TASK STATEMENT — Go through the entries below and retype them exactly, omitting each picture.
——————————
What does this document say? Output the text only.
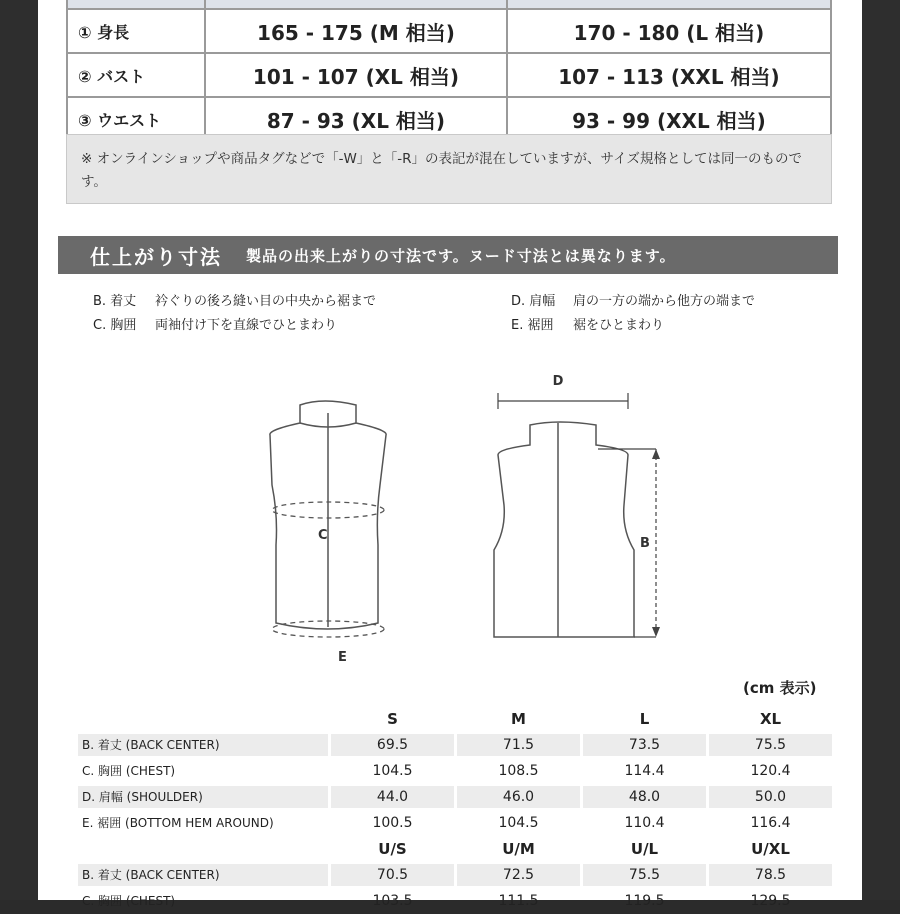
① 身長	165 - 175 (M 相当)	170 - 180 (L 相当)
② バスト	101 - 107 (XL 相当)	107 - 113 (XXL 相当)
③ ウエスト	87 - 93 (XL 相当)	93 - 99 (XXL 相当)
※ オンラインショップや商品タグなどで「-W」と「-R」の表記が混在していますが、サイズ規格としては同一のものです。
仕上がり寸法 製品の出来上がりの寸法です。ヌード寸法とは異なります。
B. 着丈 衿ぐりの後ろ縫い目の中央から裾まで
C. 胸囲 両袖付け下を直線でひとまわり
D. 肩幅 肩の一方の端から他方の端まで
E. 裾囲 裾をひとまわり
C
E
D
B
(cm 表示)
S	M	L	XL
B. 着丈 (BACK CENTER)	69.5	71.5	73.5	75.5
C. 胸囲 (CHEST)	104.5	108.5	114.4	120.4
D. 肩幅 (SHOULDER)	44.0	46.0	48.0	50.0
E. 裾囲 (BOTTOM HEM AROUND)	100.5	104.5	110.4	116.4
U/S	U/M	U/L	U/XL
B. 着丈 (BACK CENTER)	70.5	72.5	75.5	78.5
C. 胸囲 (CHEST)	103.5	111.5	119.5	129.5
——————————
WRITTEN SOLUTION —
What does this document say? Output the text only.
① 身長	165 - 175 (M 相当)	170 - 180 (L 相当)
② バスト	101 - 107 (XL 相当)	107 - 113 (XXL 相当)
③ ウエスト	87 - 93 (XL 相当)	93 - 99 (XXL 相当)
※ オンラインショップや商品タグなどで「-W」と「-R」の表記が混在していますが、サイズ規格としては同一のものです。
仕上がり寸法 製品の出来上がりの寸法です。ヌード寸法とは異なります。
B. 着丈 衿ぐりの後ろ縫い目の中央から裾まで
C. 胸囲 両袖付け下を直線でひとまわり
D. 肩幅 肩の一方の端から他方の端まで
E. 裾囲 裾をひとまわり
C
E
D
B
(cm 表示)
S	M	L	XL
B. 着丈 (BACK CENTER)	69.5	71.5	73.5	75.5
C. 胸囲 (CHEST)	104.5	108.5	114.4	120.4
D. 肩幅 (SHOULDER)	44.0	46.0	48.0	50.0
E. 裾囲 (BOTTOM HEM AROUND)	100.5	104.5	110.4	116.4
U/S	U/M	U/L	U/XL
B. 着丈 (BACK CENTER)	70.5	72.5	75.5	78.5
C. 胸囲 (CHEST)	103.5	111.5	119.5	129.5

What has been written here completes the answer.